[SHORT PROBLEM] Copy out the entries below in full and exactly.

+===+

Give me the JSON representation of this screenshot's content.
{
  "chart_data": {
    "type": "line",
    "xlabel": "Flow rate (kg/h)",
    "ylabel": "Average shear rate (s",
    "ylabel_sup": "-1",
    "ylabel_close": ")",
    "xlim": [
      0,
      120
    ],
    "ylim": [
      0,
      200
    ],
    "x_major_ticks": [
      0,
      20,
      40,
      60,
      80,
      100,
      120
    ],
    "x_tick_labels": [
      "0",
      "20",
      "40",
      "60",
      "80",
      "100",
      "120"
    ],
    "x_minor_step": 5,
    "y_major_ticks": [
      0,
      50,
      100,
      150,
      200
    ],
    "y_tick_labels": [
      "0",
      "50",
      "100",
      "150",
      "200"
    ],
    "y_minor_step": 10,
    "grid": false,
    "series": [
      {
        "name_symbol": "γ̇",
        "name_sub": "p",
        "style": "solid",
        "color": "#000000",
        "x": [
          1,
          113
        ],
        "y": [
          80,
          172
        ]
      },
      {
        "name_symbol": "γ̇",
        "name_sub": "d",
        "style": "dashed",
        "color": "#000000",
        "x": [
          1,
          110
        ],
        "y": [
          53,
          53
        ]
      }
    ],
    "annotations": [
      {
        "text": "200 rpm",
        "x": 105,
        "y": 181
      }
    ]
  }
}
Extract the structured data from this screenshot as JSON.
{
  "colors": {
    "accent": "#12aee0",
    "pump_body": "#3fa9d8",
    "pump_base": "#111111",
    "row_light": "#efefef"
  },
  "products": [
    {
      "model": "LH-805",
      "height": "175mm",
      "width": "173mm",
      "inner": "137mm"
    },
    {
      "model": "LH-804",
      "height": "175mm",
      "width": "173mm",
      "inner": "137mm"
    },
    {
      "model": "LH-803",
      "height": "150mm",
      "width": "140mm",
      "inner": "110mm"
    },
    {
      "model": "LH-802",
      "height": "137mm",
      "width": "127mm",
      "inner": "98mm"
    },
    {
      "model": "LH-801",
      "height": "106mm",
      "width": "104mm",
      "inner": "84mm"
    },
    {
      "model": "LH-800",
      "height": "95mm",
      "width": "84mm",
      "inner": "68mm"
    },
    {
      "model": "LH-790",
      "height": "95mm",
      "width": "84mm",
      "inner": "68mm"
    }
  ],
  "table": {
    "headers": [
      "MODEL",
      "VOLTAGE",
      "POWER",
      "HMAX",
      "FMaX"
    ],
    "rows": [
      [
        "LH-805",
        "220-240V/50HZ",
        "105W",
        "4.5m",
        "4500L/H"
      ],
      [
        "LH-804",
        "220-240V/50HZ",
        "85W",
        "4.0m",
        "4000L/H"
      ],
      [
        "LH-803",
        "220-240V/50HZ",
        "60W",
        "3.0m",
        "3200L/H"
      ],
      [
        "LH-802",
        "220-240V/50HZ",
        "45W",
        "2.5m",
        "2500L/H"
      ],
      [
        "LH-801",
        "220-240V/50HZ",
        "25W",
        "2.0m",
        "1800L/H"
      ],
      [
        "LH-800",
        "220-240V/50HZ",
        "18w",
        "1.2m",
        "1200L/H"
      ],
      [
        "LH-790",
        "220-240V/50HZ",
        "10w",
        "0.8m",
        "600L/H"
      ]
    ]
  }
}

+===+

[REPLY TO THE TASK]
Give me the JSON representation of this screenshot's content.
{
  "chart_data": {
    "type": "line",
    "xlabel": "Flow rate (kg/h)",
    "ylabel": "Average shear rate (s",
    "ylabel_sup": "-1",
    "ylabel_close": ")",
    "xlim": [
      0,
      120
    ],
    "ylim": [
      0,
      200
    ],
    "x_major_ticks": [
      0,
      20,
      40,
      60,
      80,
      100,
      120
    ],
    "x_tick_labels": [
      "0",
      "20",
      "40",
      "60",
      "80",
      "100",
      "120"
    ],
    "x_minor_step": 5,
    "y_major_ticks": [
      0,
      50,
      100,
      150,
      200
    ],
    "y_tick_labels": [
      "0",
      "50",
      "100",
      "150",
      "200"
    ],
    "y_minor_step": 10,
    "grid": false,
    "series": [
      {
        "name_symbol": "γ̇",
        "name_sub": "p",
        "style": "solid",
        "color": "#000000",
        "x": [
          1,
          113
        ],
        "y": [
          80,
          172
        ]
      },
      {
        "name_symbol": "γ̇",
        "name_sub": "d",
        "style": "dashed",
        "color": "#000000",
        "x": [
          1,
          110
        ],
        "y": [
          53,
          53
        ]
      }
    ],
    "annotations": [
      {
        "text": "200 rpm",
        "x": 105,
        "y": 181
      }
    ]
  }
}
Extract the structured data from this screenshot as JSON.
{
  "colors": {
    "accent": "#12aee0",
    "pump_body": "#3fa9d8",
    "pump_base": "#111111",
    "row_light": "#efefef"
  },
  "products": [
    {
      "model": "LH-805",
      "height": "175mm",
      "width": "173mm",
      "inner": "137mm"
    },
    {
      "model": "LH-804",
      "height": "175mm",
      "width": "173mm",
      "inner": "137mm"
    },
    {
      "model": "LH-803",
      "height": "150mm",
      "width": "140mm",
      "inner": "110mm"
    },
    {
      "model": "LH-802",
      "height": "137mm",
      "width": "127mm",
      "inner": "98mm"
    },
    {
      "model": "LH-801",
      "height": "106mm",
      "width": "104mm",
      "inner": "84mm"
    },
    {
      "model": "LH-800",
      "height": "95mm",
      "width": "84mm",
      "inner": "68mm"
    },
    {
      "model": "LH-790",
      "height": "95mm",
      "width": "84mm",
      "inner": "68mm"
    }
  ],
  "table": {
    "headers": [
      "MODEL",
      "VOLTAGE",
      "POWER",
      "HMAX",
      "FMaX"
    ],
    "rows": [
      [
        "LH-805",
        "220-240V/50HZ",
        "105W",
        "4.5m",
        "4500L/H"
      ],
      [
        "LH-804",
        "220-240V/50HZ",
        "85W",
        "4.0m",
        "4000L/H"
      ],
      [
        "LH-803",
        "220-240V/50HZ",
        "60W",
        "3.0m",
        "3200L/H"
      ],
      [
        "LH-802",
        "220-240V/50HZ",
        "45W",
        "2.5m",
        "2500L/H"
      ],
      [
        "LH-801",
        "220-240V/50HZ",
        "25W",
        "2.0m",
        "1800L/H"
      ],
      [
        "LH-800",
        "220-240V/50HZ",
        "18w",
        "1.2m",
        "1200L/H"
      ],
      [
        "LH-790",
        "220-240V/50HZ",
        "10w",
        "0.8m",
        "600L/H"
      ]
    ]
  }
}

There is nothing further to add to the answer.